-- BEGIN Data to process --
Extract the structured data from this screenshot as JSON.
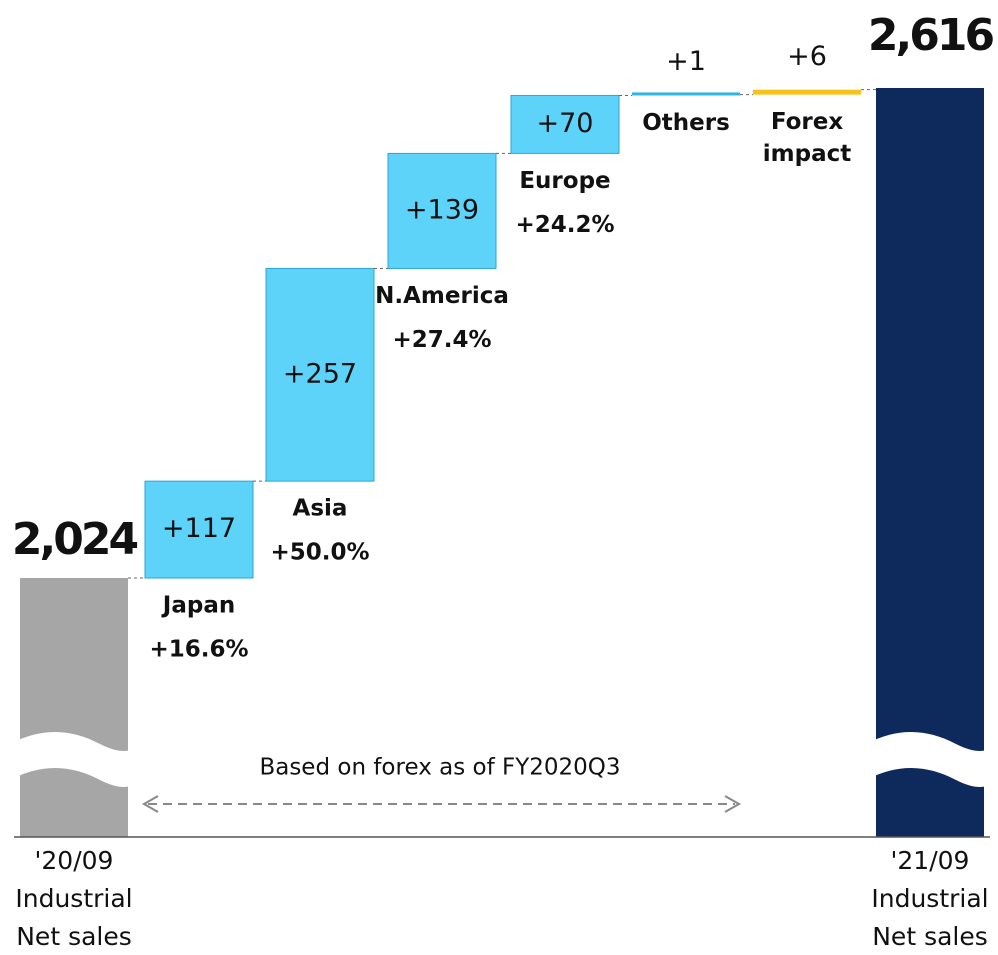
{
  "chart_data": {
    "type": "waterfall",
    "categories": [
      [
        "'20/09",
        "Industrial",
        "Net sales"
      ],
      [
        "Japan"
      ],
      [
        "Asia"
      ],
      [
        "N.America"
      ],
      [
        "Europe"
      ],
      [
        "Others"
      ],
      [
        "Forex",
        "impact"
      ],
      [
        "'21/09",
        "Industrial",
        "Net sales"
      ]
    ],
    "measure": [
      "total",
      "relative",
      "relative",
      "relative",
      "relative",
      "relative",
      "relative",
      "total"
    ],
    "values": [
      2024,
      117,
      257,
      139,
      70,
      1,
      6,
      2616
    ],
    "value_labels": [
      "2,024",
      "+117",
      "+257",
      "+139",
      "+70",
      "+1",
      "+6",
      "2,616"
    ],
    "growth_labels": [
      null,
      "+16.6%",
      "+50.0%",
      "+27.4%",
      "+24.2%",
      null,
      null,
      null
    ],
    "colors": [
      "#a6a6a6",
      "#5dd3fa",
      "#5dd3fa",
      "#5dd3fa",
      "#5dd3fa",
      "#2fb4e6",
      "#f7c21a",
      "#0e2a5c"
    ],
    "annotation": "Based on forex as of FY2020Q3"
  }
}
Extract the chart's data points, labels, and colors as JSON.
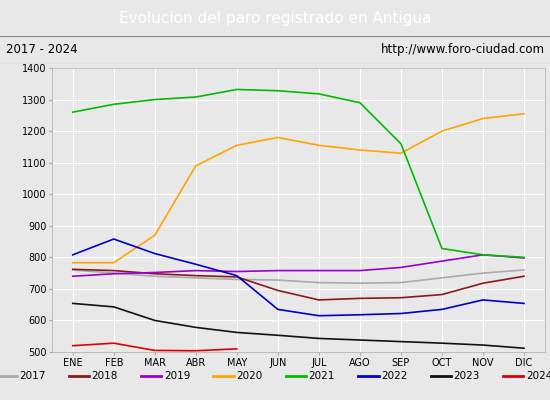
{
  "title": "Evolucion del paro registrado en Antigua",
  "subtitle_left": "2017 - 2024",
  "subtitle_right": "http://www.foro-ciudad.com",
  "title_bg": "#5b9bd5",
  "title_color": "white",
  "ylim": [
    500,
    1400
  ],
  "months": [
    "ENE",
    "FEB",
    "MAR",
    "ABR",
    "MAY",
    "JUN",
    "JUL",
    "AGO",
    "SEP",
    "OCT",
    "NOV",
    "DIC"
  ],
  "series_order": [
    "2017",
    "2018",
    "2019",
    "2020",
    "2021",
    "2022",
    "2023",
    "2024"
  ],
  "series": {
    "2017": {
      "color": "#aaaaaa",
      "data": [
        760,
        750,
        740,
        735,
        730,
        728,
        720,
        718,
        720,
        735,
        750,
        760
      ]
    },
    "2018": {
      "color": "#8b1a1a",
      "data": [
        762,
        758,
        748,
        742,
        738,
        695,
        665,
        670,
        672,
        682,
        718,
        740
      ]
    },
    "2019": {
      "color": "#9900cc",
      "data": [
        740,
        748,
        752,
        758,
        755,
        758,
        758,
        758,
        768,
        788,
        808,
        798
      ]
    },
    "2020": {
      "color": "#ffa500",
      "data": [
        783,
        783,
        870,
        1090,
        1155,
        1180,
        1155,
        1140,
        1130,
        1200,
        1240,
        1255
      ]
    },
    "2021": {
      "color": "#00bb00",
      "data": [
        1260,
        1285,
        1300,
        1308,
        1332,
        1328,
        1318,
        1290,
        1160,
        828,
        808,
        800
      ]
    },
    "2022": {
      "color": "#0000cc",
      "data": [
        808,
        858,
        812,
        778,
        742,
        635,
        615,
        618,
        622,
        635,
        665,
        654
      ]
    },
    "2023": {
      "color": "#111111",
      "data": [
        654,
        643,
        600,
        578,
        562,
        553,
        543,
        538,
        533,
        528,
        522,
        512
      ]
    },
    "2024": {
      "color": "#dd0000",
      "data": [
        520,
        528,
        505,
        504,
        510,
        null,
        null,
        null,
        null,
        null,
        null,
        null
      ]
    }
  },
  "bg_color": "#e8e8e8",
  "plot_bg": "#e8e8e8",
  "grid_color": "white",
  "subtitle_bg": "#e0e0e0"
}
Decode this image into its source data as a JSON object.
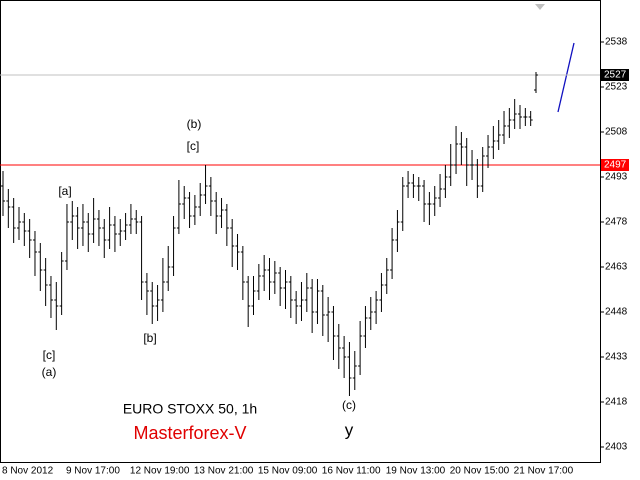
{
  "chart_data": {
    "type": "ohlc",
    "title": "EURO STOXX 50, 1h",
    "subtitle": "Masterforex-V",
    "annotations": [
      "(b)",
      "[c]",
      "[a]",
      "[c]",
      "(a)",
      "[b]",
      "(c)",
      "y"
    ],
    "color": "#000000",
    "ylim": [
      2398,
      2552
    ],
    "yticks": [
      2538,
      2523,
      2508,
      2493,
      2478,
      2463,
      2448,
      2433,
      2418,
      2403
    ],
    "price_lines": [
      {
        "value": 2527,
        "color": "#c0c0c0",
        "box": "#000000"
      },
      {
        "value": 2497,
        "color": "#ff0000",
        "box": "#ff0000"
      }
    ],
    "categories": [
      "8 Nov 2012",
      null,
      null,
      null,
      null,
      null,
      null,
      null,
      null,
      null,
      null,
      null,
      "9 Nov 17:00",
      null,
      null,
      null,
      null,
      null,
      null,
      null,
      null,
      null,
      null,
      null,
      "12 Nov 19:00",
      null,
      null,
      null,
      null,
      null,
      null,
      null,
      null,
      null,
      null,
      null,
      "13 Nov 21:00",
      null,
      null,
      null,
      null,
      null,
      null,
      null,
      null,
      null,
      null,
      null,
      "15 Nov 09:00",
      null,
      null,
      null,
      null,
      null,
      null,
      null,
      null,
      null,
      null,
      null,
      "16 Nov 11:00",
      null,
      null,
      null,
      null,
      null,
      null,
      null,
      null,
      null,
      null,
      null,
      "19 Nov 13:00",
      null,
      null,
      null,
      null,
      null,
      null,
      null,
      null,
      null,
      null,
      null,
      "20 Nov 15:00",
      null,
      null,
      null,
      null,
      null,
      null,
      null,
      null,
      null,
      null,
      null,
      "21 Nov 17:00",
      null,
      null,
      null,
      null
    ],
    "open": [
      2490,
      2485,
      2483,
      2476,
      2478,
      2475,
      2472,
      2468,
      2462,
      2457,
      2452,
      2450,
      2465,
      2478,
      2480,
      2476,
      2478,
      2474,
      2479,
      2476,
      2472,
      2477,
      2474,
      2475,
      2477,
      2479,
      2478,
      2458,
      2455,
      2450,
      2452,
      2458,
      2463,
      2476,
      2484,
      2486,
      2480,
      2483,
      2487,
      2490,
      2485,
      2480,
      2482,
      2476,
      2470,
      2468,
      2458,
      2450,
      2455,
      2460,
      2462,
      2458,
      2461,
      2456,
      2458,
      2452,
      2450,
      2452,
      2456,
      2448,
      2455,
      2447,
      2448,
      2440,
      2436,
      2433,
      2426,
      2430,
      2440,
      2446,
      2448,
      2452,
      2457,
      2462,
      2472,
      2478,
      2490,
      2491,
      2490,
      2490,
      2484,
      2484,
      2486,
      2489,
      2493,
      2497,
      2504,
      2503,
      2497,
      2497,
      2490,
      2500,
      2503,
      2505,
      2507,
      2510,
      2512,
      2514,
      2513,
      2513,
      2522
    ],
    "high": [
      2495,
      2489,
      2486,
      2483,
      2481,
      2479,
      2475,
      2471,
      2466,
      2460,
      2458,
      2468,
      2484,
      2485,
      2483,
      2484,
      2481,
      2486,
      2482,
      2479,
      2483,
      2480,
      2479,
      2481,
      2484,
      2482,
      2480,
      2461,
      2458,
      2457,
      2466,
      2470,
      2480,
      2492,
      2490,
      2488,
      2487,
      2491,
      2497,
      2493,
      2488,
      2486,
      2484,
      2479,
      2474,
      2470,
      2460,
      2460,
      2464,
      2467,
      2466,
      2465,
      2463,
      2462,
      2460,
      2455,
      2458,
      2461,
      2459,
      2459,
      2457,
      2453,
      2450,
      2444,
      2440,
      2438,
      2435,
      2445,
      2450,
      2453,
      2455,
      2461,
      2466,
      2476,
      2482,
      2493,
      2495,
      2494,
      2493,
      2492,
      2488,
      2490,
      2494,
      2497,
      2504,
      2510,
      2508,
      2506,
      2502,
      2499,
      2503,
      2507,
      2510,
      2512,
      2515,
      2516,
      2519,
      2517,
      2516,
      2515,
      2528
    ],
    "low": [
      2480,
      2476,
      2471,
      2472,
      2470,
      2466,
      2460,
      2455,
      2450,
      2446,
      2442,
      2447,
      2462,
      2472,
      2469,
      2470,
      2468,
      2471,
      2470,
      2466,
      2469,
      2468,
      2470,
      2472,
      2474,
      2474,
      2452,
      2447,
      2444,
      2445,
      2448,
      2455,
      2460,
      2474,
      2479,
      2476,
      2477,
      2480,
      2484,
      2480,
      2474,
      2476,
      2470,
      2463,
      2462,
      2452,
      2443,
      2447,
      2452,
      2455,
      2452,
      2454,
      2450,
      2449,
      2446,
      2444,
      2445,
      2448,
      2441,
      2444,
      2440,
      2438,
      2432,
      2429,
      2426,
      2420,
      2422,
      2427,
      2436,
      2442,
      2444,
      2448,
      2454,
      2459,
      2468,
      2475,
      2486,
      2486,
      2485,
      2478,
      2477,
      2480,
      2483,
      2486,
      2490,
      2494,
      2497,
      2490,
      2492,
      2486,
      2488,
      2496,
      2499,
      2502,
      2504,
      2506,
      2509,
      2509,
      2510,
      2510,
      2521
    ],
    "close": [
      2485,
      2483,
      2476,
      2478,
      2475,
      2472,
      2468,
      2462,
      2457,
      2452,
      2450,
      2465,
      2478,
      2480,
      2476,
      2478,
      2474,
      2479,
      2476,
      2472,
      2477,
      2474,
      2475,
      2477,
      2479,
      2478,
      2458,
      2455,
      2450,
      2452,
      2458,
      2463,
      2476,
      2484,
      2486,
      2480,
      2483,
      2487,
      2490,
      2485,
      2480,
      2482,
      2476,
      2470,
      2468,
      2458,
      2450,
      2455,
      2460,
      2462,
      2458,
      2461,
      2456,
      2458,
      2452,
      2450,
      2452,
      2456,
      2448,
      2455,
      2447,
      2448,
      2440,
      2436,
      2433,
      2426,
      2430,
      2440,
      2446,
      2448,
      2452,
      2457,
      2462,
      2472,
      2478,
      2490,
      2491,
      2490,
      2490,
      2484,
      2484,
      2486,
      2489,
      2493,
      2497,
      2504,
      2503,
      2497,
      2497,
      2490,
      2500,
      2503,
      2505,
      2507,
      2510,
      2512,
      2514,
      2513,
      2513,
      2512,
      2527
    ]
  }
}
-- END Data to process --
Tally up how many lines in the preceding listing contain the word "colors". Give nothing but the number.

2